Exercise input →

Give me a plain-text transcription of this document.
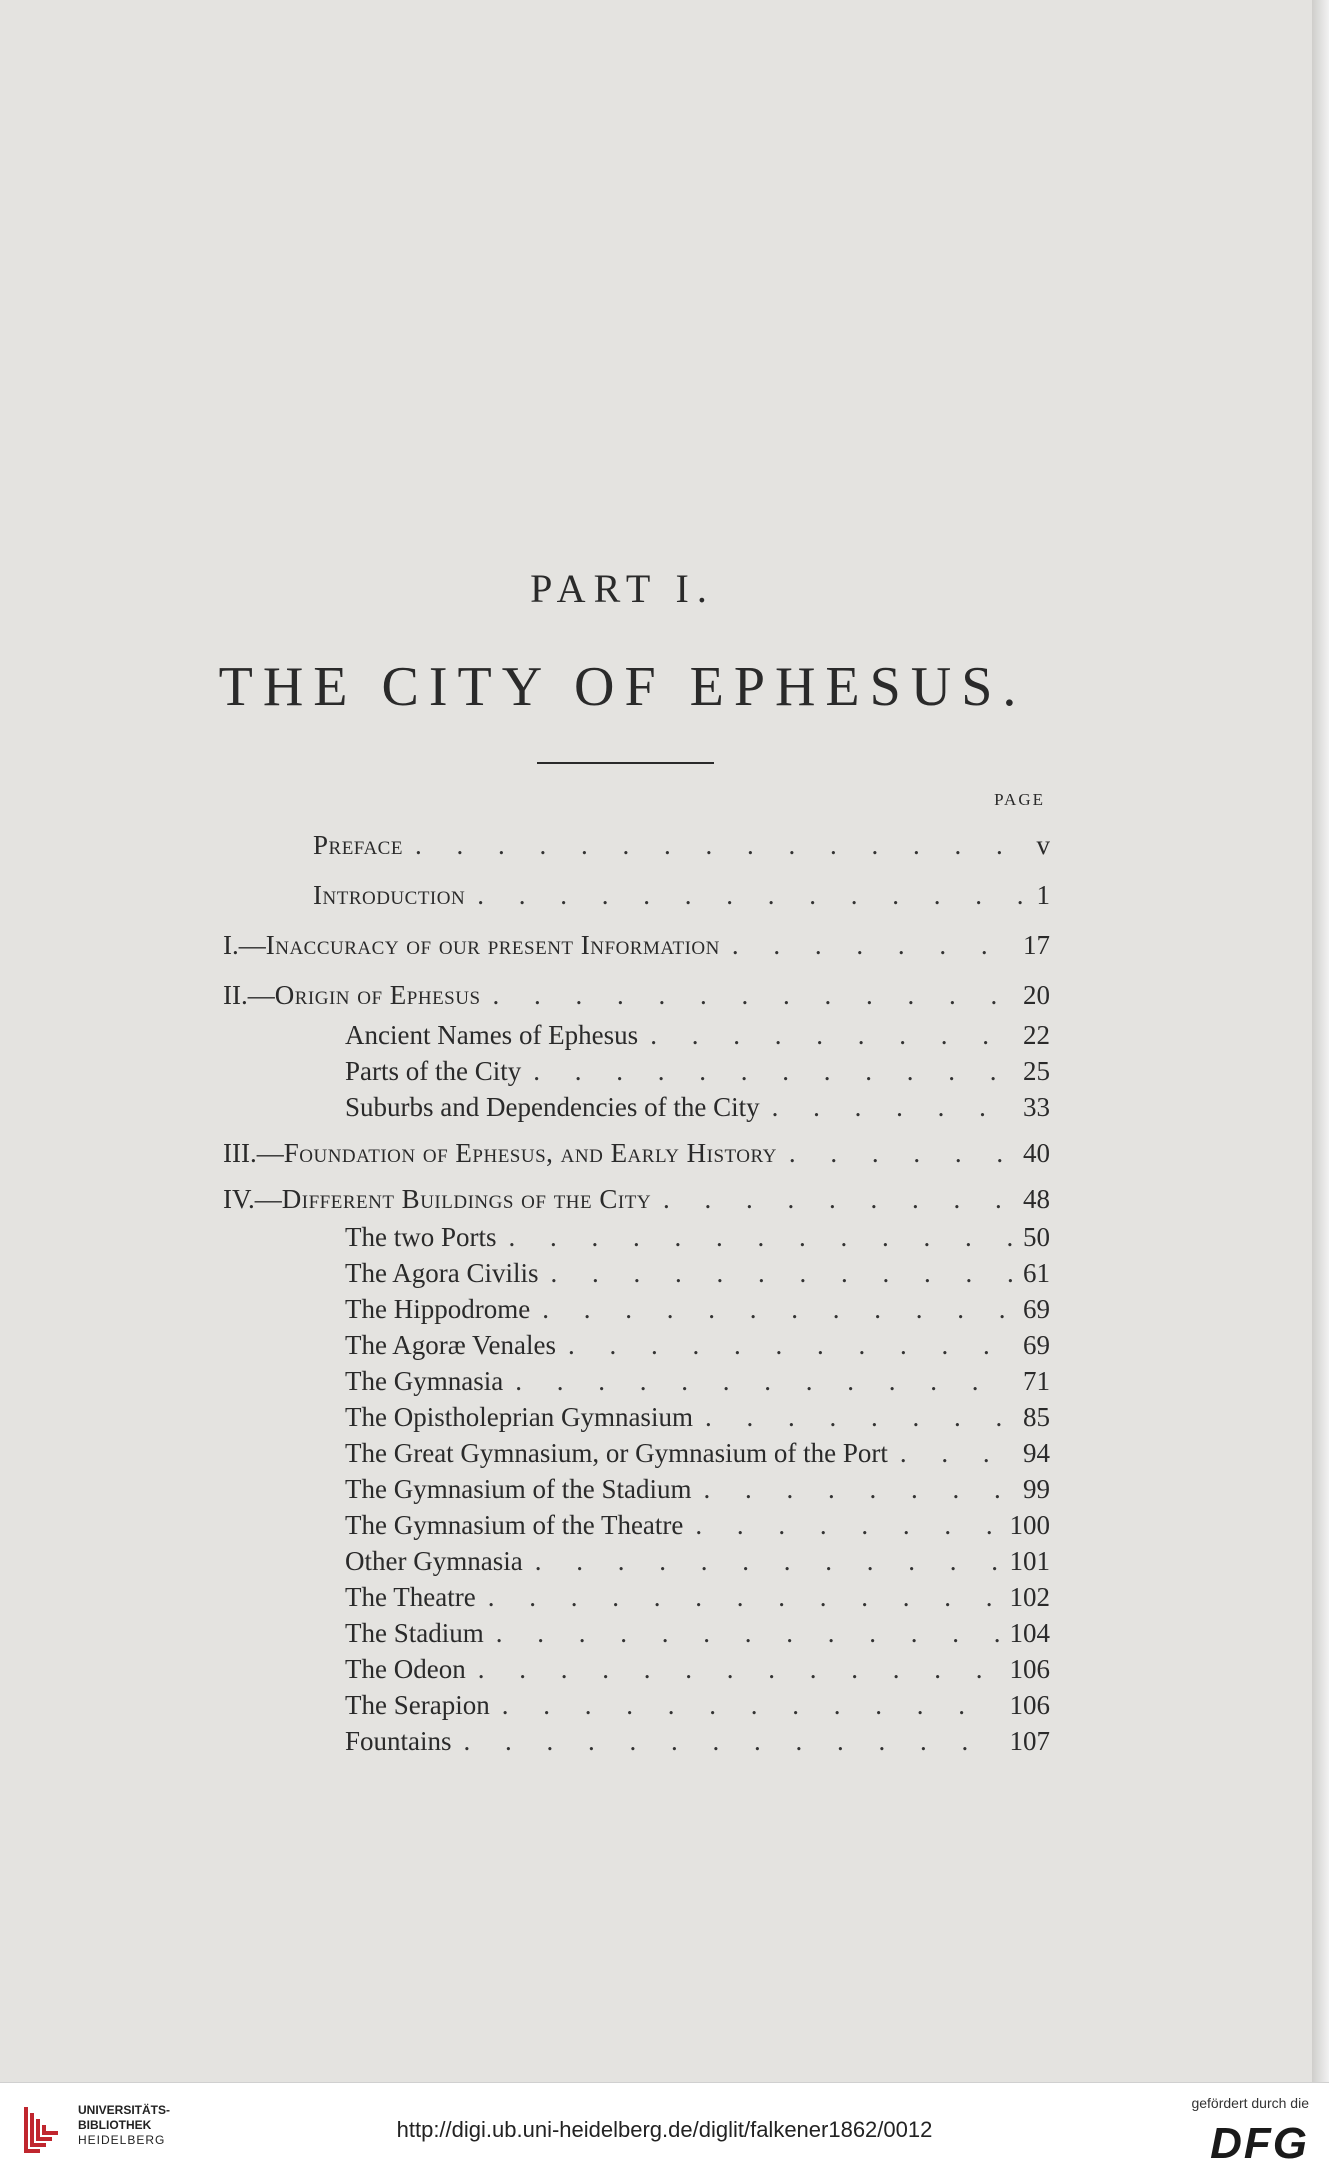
PART I.
THE CITY OF EPHESUS.
PAGE
Preface . . .	v
Introduction . . .	1
I.— Inaccuracy of our present Information . . .	17
II.— Origin of Ephesus . . .	20
Ancient Names of Ephesus . . .	22
Parts of the City . . .	25
Suburbs and Dependencies of the City . . .	33
III.— Foundation of Ephesus, and Early History . . .	40
IV.— Different Buildings of the City . . .	48
The two Ports . . .	50
The Agora Civilis . . .	61
The Hippodrome . . .	69
The Agoræ Venales . . .	69
The Gymnasia . . .	71
The Opistholeprian Gymnasium . . .	85
The Great Gymnasium, or Gymnasium of the Port . . .	94
The Gymnasium of the Stadium . . .	99
The Gymnasium of the Theatre . . .	100
Other Gymnasia . . .	101
The Theatre . . .	102
The Stadium . . .	104
The Odeon . . .	106
The Serapion . . .	106
Fountains . . .	107
UNIVERSITÄTS-
BIBLIOTHEK
HEIDELBERG	http://digi.ub.uni-heidelberg.de/diglit/falkener1862/0012
gefördert durch die
DFG
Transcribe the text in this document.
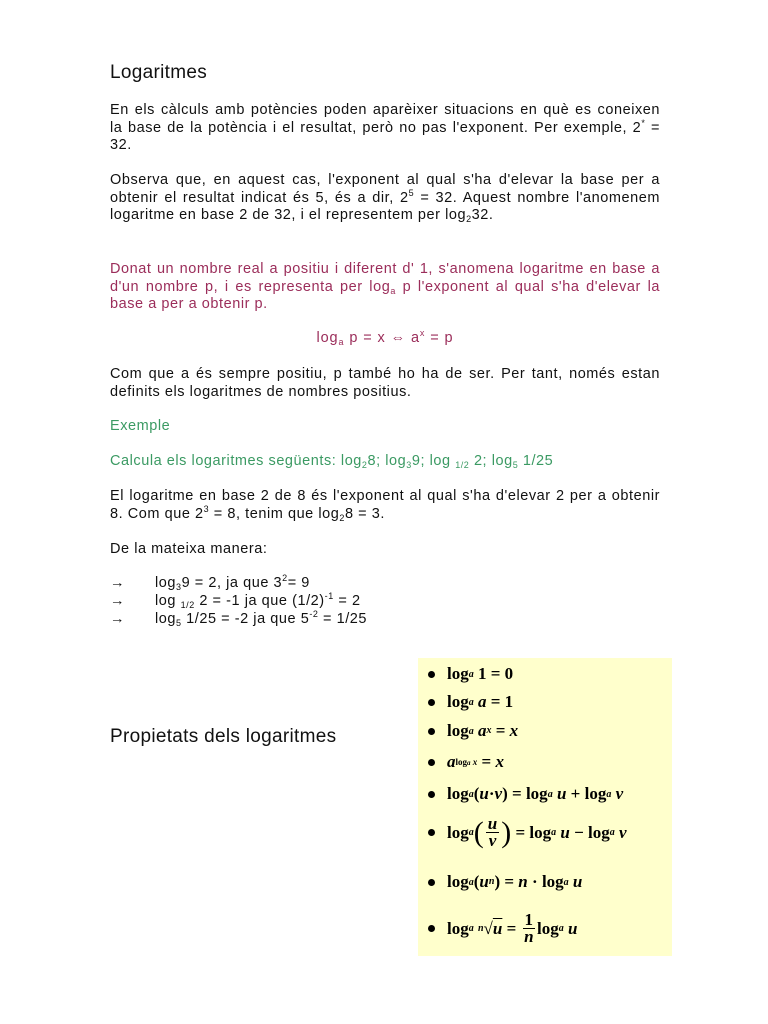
Logaritmes

En els càlculs amb potències poden aparèixer situacions en què es coneixen la base de la potència i el resultat, però no pas l'exponent. Per exemple, 2* = 32.

Observa que, en aquest cas, l'exponent al qual s'ha d'elevar la base per a obtenir el resultat indicat és 5, és a dir, $2^5 = 32$. Aquest nombre l'anomenem logaritme en base 2 de 32, i el representem per $\log_232$.

Donat un nombre real a positiu i diferent d' 1, s'anomena logaritme en base a d'un nombre p, i es representa per $\log_a p$ l'exponent al qual s'ha d'elevar la base a per a obtenir p.

$\log_a p = x$ ⇔ $a^x = p$

Com que a és sempre positiu, p també ho ha de ser. Per tant, només estan definits els logaritmes de nombres positius.

Exemple

Calcula els logaritmes següents: $\log_28$; $\log_39$; log $_{1/2}$ 2; $\log_5 1/25$

El logaritme en base 2 de 8 és l'exponent al qual s'ha d'elevar 2 per a obtenir 8. Com que $2^3 = 8$, tenim que $\log_28 = 3$.

De la mateixa manera:

→ $\log_39 = 2$, ja que $3^2= 9$
→ log $_{1/2}$ 2 = -1 ja que $(1/2)^{-1} = 2$
→ $\log_5 1/25 = -2$ ja que $5^{-2} = 1/25$
Propietats dels logaritmes
log a
1
=
0
log a
a
=
1
log a
a x
=
x
a loga x
=
x
log a ( u · v )
=
log a
u
+
log a
v
log a ( $\frac{u}{v}$ )
=
log a
u
−
log a
v
log a ( u n )
=
n
·
log a
u
log a
n √ u
=
$\frac{1}{n}$ log a
u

The request →
Repeat the data exactly, without the pictures.

Correct answer →
Give me a plain-text transcription of this document.
PART I.
THE CITY OF EPHESUS.
PAGE
Preface . . .	v
Introduction . . .	1
I.— Inaccuracy of our present Information . . .	17
II.— Origin of Ephesus . . .	20
Ancient Names of Ephesus . . .	22
Parts of the City . . .	25
Suburbs and Dependencies of the City . . .	33
III.— Foundation of Ephesus, and Early History . . .	40
IV.— Different Buildings of the City . . .	48
The two Ports . . .	50
The Agora Civilis . . .	61
The Hippodrome . . .	69
The Agoræ Venales . . .	69
The Gymnasia . . .	71
The Opistholeprian Gymnasium . . .	85
The Great Gymnasium, or Gymnasium of the Port . . .	94
The Gymnasium of the Stadium . . .	99
The Gymnasium of the Theatre . . .	100
Other Gymnasia . . .	101
The Theatre . . .	102
The Stadium . . .	104
The Odeon . . .	106
The Serapion . . .	106
Fountains . . .	107
UNIVERSITÄTS-
BIBLIOTHEK
HEIDELBERG	http://digi.ub.uni-heidelberg.de/diglit/falkener1862/0012
gefördert durch die
DFG
Transcribe the text in this document.
Logaritmes

En els càlculs amb potències poden aparèixer situacions en què es coneixen la base de la potència i el resultat, però no pas l'exponent. Per exemple, 2* = 32.

Observa que, en aquest cas, l'exponent al qual s'ha d'elevar la base per a obtenir el resultat indicat és 5, és a dir, $2^5 = 32$. Aquest nombre l'anomenem logaritme en base 2 de 32, i el representem per $\log_232$.

Donat un nombre real a positiu i diferent d' 1, s'anomena logaritme en base a d'un nombre p, i es representa per $\log_a p$ l'exponent al qual s'ha d'elevar la base a per a obtenir p.

$\log_a p = x$ ⇔ $a^x = p$

Com que a és sempre positiu, p també ho ha de ser. Per tant, només estan definits els logaritmes de nombres positius.

Exemple

Calcula els logaritmes següents: $\log_28$; $\log_39$; log $_{1/2}$ 2; $\log_5 1/25$

El logaritme en base 2 de 8 és l'exponent al qual s'ha d'elevar 2 per a obtenir 8. Com que $2^3 = 8$, tenim que $\log_28 = 3$.

De la mateixa manera:

→ $\log_39 = 2$, ja que $3^2= 9$
→ log $_{1/2}$ 2 = -1 ja que $(1/2)^{-1} = 2$
→ $\log_5 1/25 = -2$ ja que $5^{-2} = 1/25$
Propietats dels logaritmes
log a
1
=
0
log a
a
=
1
log a
a x
=
x
a loga x
=
x
log a ( u · v )
=
log a
u
+
log a
v
log a ( $\frac{u}{v}$ )
=
log a
u
−
log a
v
log a ( u n )
=
n
·
log a
u
log a
n √ u
=
$\frac{1}{n}$ log a
u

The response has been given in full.